### [Direction]
From the line that holds "Read this page and output its text content." down to the last line of the listing below, reproduce each line exactly and nothing more, omitting pictures.

### [Information supplied]

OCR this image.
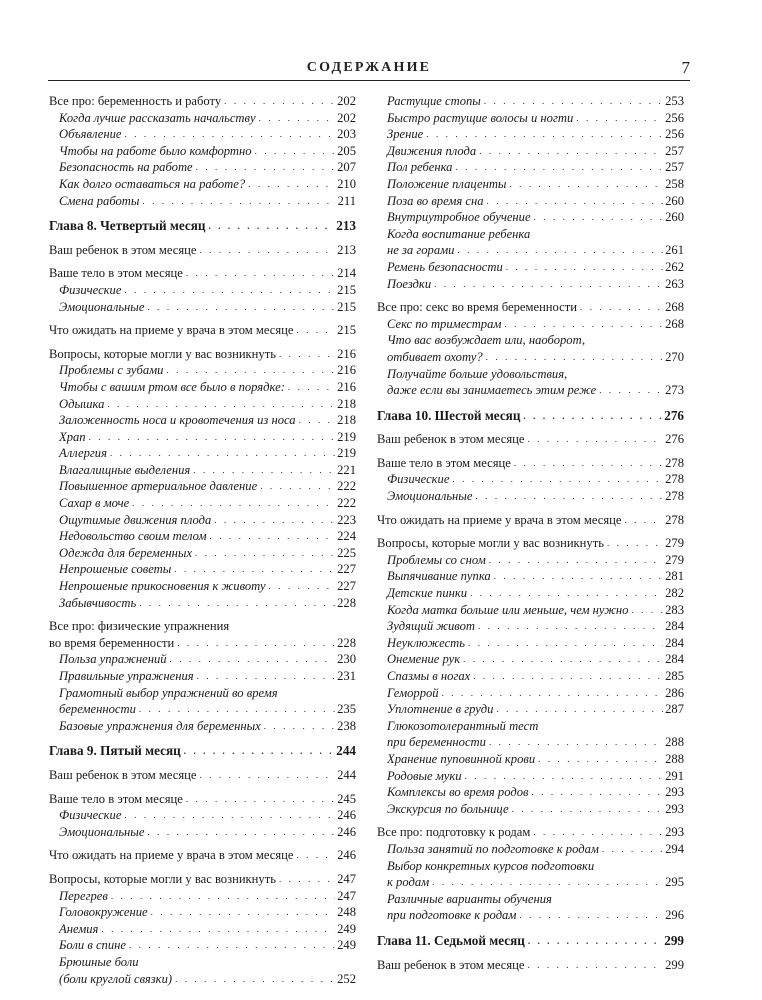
СОДЕРЖАНИЕ	7
Все про: беременность и работу . . .	202
Когда лучше рассказать начальству . . .	202
Объявление . . .	203
Чтобы на работе было комфортно . . .	205
Безопасность на работе . . .	207
Как долго оставаться на работе? . . .	210
Смена работы . . .	211
Глава 8. Четвертый месяц . . .	213
Ваш ребенок в этом месяце . . .	213
Ваше тело в этом месяце . . .	214
Физические . . .	215
Эмоциональные . . .	215
Что ожидать на приеме у врача в этом месяце . . .	215
Вопросы, которые могли у вас возникнуть . . .	216
Проблемы с зубами . . .	216
Чтобы с вашим ртом все было в порядке: . . .	216
Одышка . . .	218
Заложенность носа и кровотечения из носа . . .	218
Храп . . .	219
Аллергия . . .	219
Влагалищные выделения . . .	221
Повышенное артериальное давление . . .	222
Сахар в моче . . .	222
Ощутимые движения плода . . .	223
Недовольство своим телом . . .	224
Одежда для беременных . . .	225
Непрошеные советы . . .	227
Непрошеные прикосновения к животу . . .	227
Забывчивость . . .	228
Все про: физические упражнения
во время беременности . . .	228
Польза упражнений . . .	230
Правильные упражнения . . .	231
Грамотный выбор упражнений во время
беременности . . .	235
Базовые упражнения для беременных . . .	238
Глава 9. Пятый месяц . . .	244
Ваш ребенок в этом месяце . . .	244
Ваше тело в этом месяце . . .	245
Физические . . .	246
Эмоциональные . . .	246
Что ожидать на приеме у врача в этом месяце . . .	246
Вопросы, которые могли у вас возникнуть . . .	247
Перегрев . . .	247
Головокружение . . .	248
Анемия . . .	249
Боли в спине . . .	249
Брюшные боли
(боли круглой связки) . . .	252
Растущие стопы . . .	253
Быстро растущие волосы и ногти . . .	256
Зрение . . .	256
Движения плода . . .	257
Пол ребенка . . .	257
Положение плаценты . . .	258
Поза во время сна . . .	260
Внутриутробное обучение . . .	260
Когда воспитание ребенка
не за горами . . .	261
Ремень безопасности . . .	262
Поездки . . .	263
Все про: секс во время беременности . . .	268
Секс по триместрам . . .	268
Что вас возбуждает или, наоборот,
отбивает охоту? . . .	270
Получайте больше удовольствия,
даже если вы занимаетесь этим реже . . .	273
Глава 10. Шестой месяц . . .	276
Ваш ребенок в этом месяце . . .	276
Ваше тело в этом месяце . . .	278
Физические . . .	278
Эмоциональные . . .	278
Что ожидать на приеме у врача в этом месяце . . .	278
Вопросы, которые могли у вас возникнуть . . .	279
Проблемы со сном . . .	279
Выпячивание пупка . . .	281
Детские пинки . . .	282
Когда матка больше или меньше, чем нужно . . .	283
Зудящий живот . . .	284
Неуклюжесть . . .	284
Онемение рук . . .	284
Спазмы в ногах . . .	285
Геморрой . . .	286
Уплотнение в груди . . .	287
Глюкозотолерантный тест
при беременности . . .	288
Хранение пуповинной крови . . .	288
Родовые муки . . .	291
Комплексы во время родов . . .	293
Экскурсия по больнице . . .	293
Все про: подготовку к родам . . .	293
Польза занятий по подготовке к родам . . .	294
Выбор конкретных курсов подготовки
к родам . . .	295
Различные варианты обучения
при подготовке к родам . . .	296
Глава 11. Седьмой месяц . . .	299
Ваш ребенок в этом месяце . . .	299
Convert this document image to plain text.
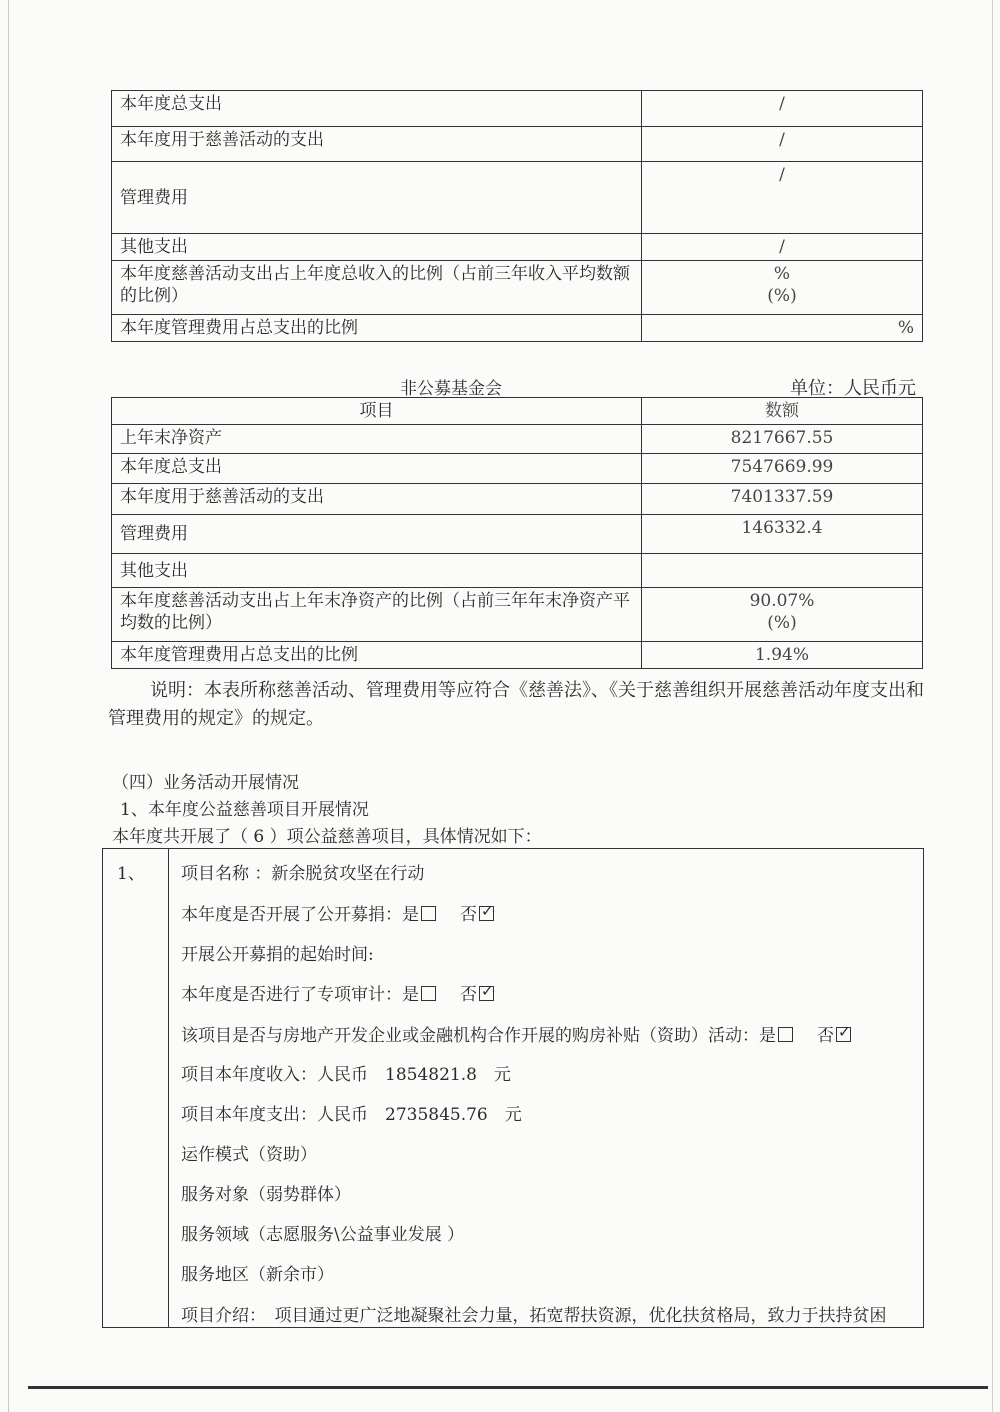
本年度总支出	/
本年度用于慈善活动的支出	/
管理费用	/
其他支出	/
本年度慈善活动支出占上年度总收入的比例（占前三年收入平均数额的比例）	%
(%)

本年度管理费用占总支出的比例	%
非公募基金会	单位：人民币元
项目	数额
上年末净资产	8217667.55
本年度总支出	7547669.99
本年度用于慈善活动的支出	7401337.59
管理费用	146332.4
其他支出	
本年度慈善活动支出占上年末净资产的比例（占前三年年末净资产平均数的比例）	90.07%
(%)

本年度管理费用占总支出的比例	1.94%
说明：本表所称慈善活动、管理费用等应符合《慈善法》、《关于慈善组织开展慈善活动年度支出和管理费用的规定》的规定。
（四）业务活动开展情况
1、本年度公益慈善项目开展情况
本年度共开展了（ 6 ）项公益慈善项目，具体情况如下：
1、	项目名称 ：新余脱贫攻坚在行动
本年度是否开展了公开募捐：是 否✓
开展公开募捐的起始时间:
本年度是否进行了专项审计：是 否✓
该项目是否与房地产开发企业或金融机构合作开展的购房补贴（资助）活动：是 否✓
项目本年度收入：人民币　1854821.8　元
项目本年度支出：人民币　2735845.76　元
运作模式（资助）
服务对象（弱势群体）
服务领域（志愿服务\公益事业发展 ）
服务地区（新余市）
项目介绍：　项目通过更广泛地凝聚社会力量，拓宽帮扶资源，优化扶贫格局，致力于扶持贫困
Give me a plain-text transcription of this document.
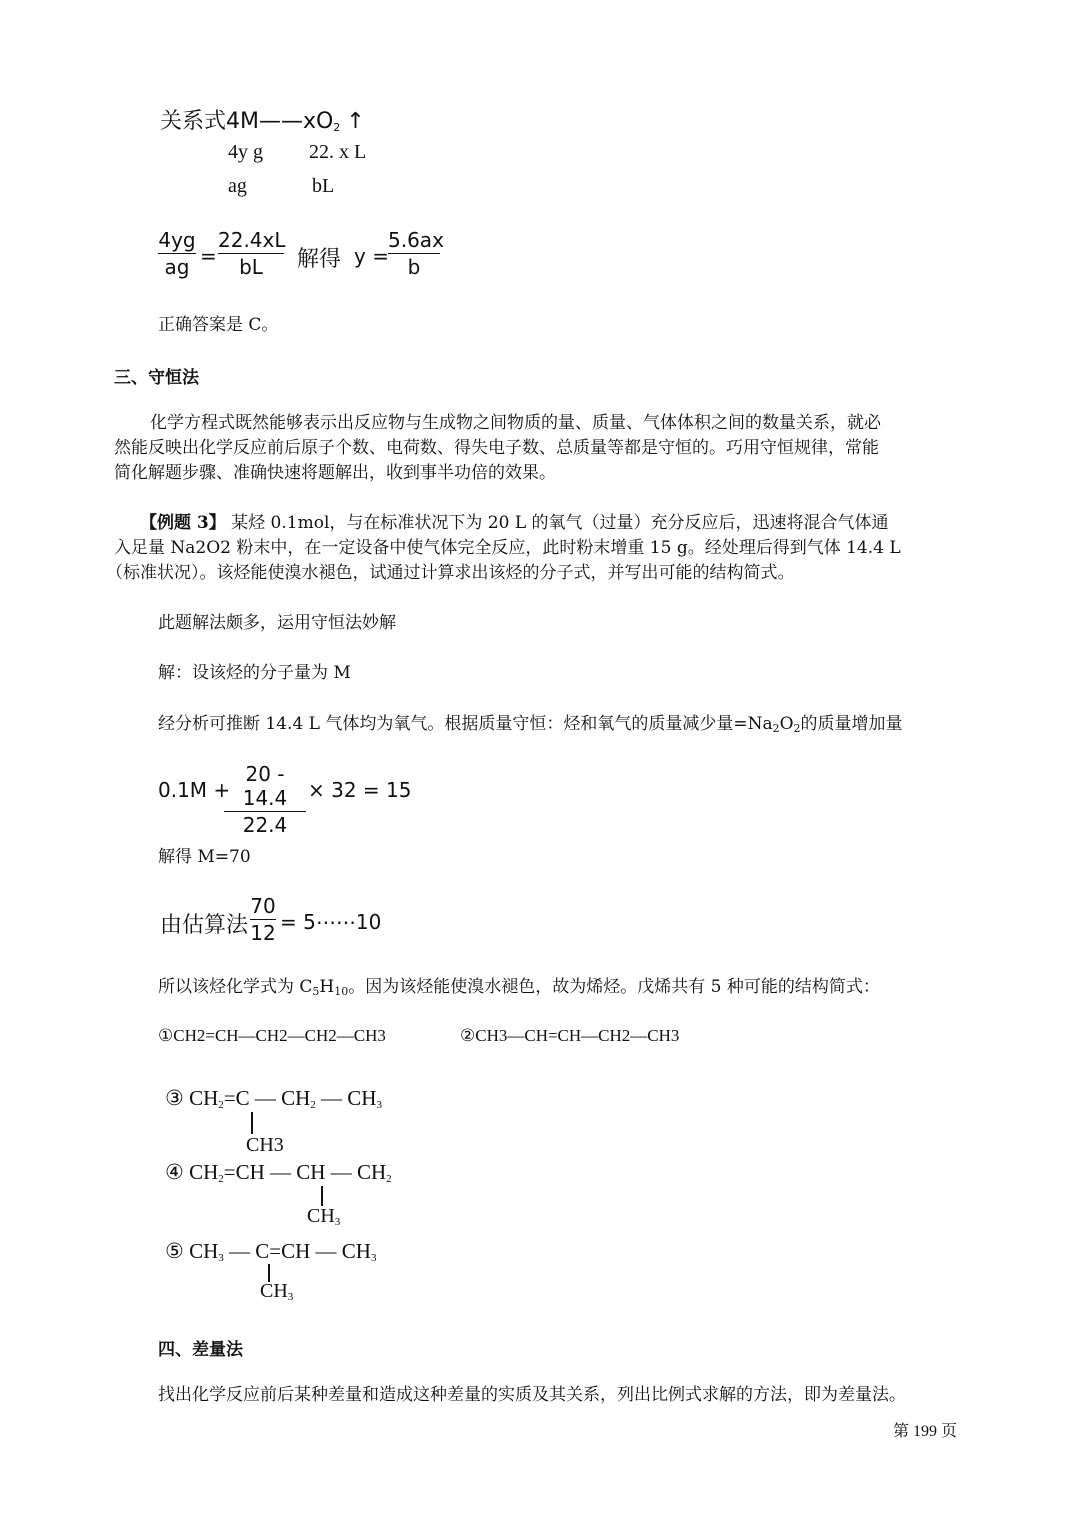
关系式$4M——xO_2$ ↑
4y g 22. x L
ag	bL
4yg
ag =
22.4xL
bL	解得 y =
5.6ax
b
正确答案是 C。
三、守恒法
化学方程式既然能够表示出反应物与生成物之间物质的量、质量、气体体积之间的数量关系，就必
然能反映出化学反应前后原子个数、电荷数、得失电子数、总质量等都是守恒的。巧用守恒规律，常能
简化解题步骤、准确快速将题解出，收到事半功倍的效果。
【例题 3】 某烃 0.1mol，与在标准状况下为 20 L 的氧气（过量）充分反应后，迅速将混合气体通
入足量 Na2O2 粉末中，在一定设备中使气体完全反应，此时粉末增重 15 g。经处理后得到气体 14.4 L
（标准状况）。该烃能使溴水褪色，试通过计算求出该烃的分子式，并写出可能的结构简式。
此题解法颇多，运用守恒法妙解
解：设该烃的分子量为 M
经分析可推断 14.4 L 气体均为氧气。根据质量守恒：烃和氧气的质量减少量$=Na_2O_2$的质量增加量
0.1M +
20 - 14.4
22.4
× 32 = 15
解得 M=70
由估算法
70
12 = 5⋯⋯10
所以该烃化学式为 $C_5H_{10}$。因为该烃能使溴水褪色，故为烯烃。戊烯共有 5 种可能的结构简式：
①CH2=CH—CH2—CH2—CH3	②CH3—CH=CH—CH2—CH3
③ $CH_2=C$ — $CH_2$ — $CH_3$
CH3
④ $CH_2=CH$ — CH — $CH_2$
$CH_3$
⑤ $CH_3$ — C=CH — $CH_3$
$CH_3$
四、差量法
找出化学反应前后某种差量和造成这种差量的实质及其关系，列出比例式求解的方法，即为差量法。
第 199 页
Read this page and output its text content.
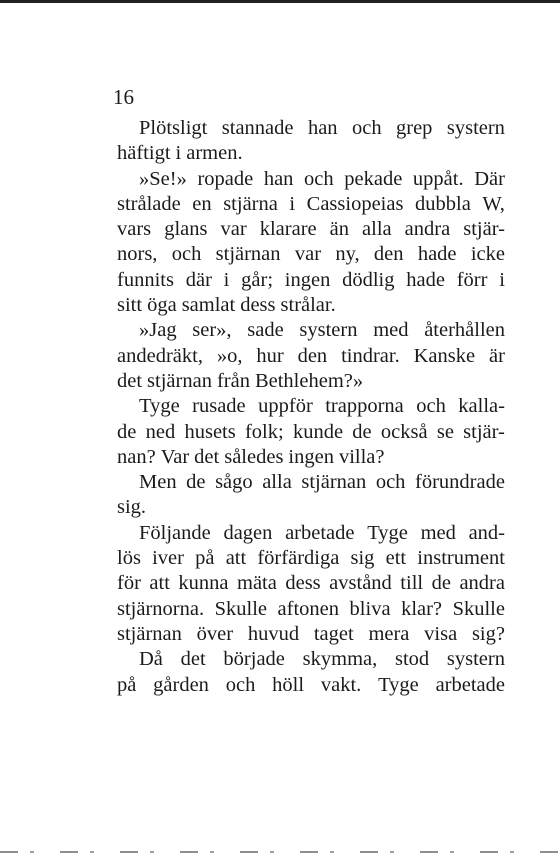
16
Plötsligt stannade han och grep systern
häftigt i armen.
»Se!» ropade han och pekade uppåt. Där
strålade en stjärna i Cassiopeias dubbla W,
vars glans var klarare än alla andra stjär-
nors, och stjärnan var ny, den hade icke
funnits där i går; ingen dödlig hade förr i
sitt öga samlat dess strålar.
»Jag ser», sade systern med återhållen
andedräkt, »o, hur den tindrar. Kanske är
det stjärnan från Bethlehem?»
Tyge rusade uppför trapporna och kalla-
de ned husets folk; kunde de också se stjär-
nan? Var det således ingen villa?
Men de sågo alla stjärnan och förundrade
sig.
Följande dagen arbetade Tyge med and-
lös iver på att förfärdiga sig ett instrument
för att kunna mäta dess avstånd till de andra
stjärnorna. Skulle aftonen bliva klar? Skulle
stjärnan över huvud taget mera visa sig?
Då det började skymma, stod systern
på gården och höll vakt. Tyge arbetade
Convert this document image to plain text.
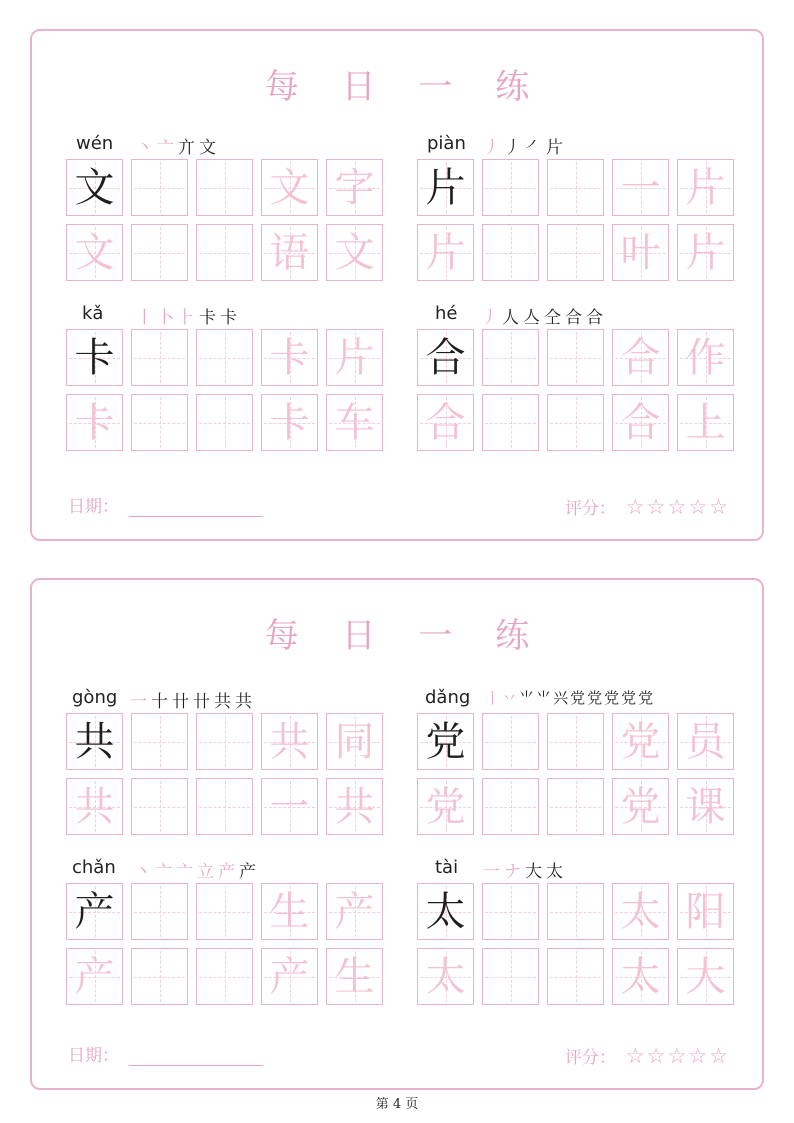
每 日 一 练
wén 丶 亠 亣 文
文	文 字
文	语 文
piàn 丿 丿 ㇒ 片
片	一 片
片	叶 片
kǎ 丨 卜 ⺊ 卡 卡
卡	卡 片
卡	卡 车
hé 丿 人 亼 仝 合 合
合	合 作
合	合 上
日期：	评分： ☆☆☆☆☆
每 日 一 练
gòng 一 十 卄 卄 共 共
共	共 同
共	一 共
dǎng 丨 丷 ⺌ ⺌ 兴 党 党 党 党 党
党	党 员
党	党 课
chǎn 丶 亠 亠 立 产 产
产	生 产
产	产 生
tài 一 ナ 大 太
太	太 阳
太	太 大
日期：	评分： ☆☆☆☆☆
第 4 页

### [Task answer]
Read this page and output its text content.
16
Plötsligt stannade han och grep systern
häftigt i armen.
»Se!» ropade han och pekade uppåt. Där
strålade en stjärna i Cassiopeias dubbla W,
vars glans var klarare än alla andra stjär-
nors, och stjärnan var ny, den hade icke
funnits där i går; ingen dödlig hade förr i
sitt öga samlat dess strålar.
»Jag ser», sade systern med återhållen
andedräkt, »o, hur den tindrar. Kanske är
det stjärnan från Bethlehem?»
Tyge rusade uppför trapporna och kalla-
de ned husets folk; kunde de också se stjär-
nan? Var det således ingen villa?
Men de sågo alla stjärnan och förundrade
sig.
Följande dagen arbetade Tyge med and-
lös iver på att förfärdiga sig ett instrument
för att kunna mäta dess avstånd till de andra
stjärnorna. Skulle aftonen bliva klar? Skulle
stjärnan över huvud taget mera visa sig?
Då det började skymma, stod systern
på gården och höll vakt. Tyge arbetade
Convert this document image to plain text.
每 日 一 练
wén 丶 亠 亣 文
文	文 字
文	语 文
piàn 丿 丿 ㇒ 片
片	一 片
片	叶 片
kǎ 丨 卜 ⺊ 卡 卡
卡	卡 片
卡	卡 车
hé 丿 人 亼 仝 合 合
合	合 作
合	合 上
日期：	评分： ☆☆☆☆☆
每 日 一 练
gòng 一 十 卄 卄 共 共
共	共 同
共	一 共
dǎng 丨 丷 ⺌ ⺌ 兴 党 党 党 党 党
党	党 员
党	党 课
chǎn 丶 亠 亠 立 产 产
产	生 产
产	产 生
tài 一 ナ 大 太
太	太 阳
太	太 大
日期：	评分： ☆☆☆☆☆
第 4 页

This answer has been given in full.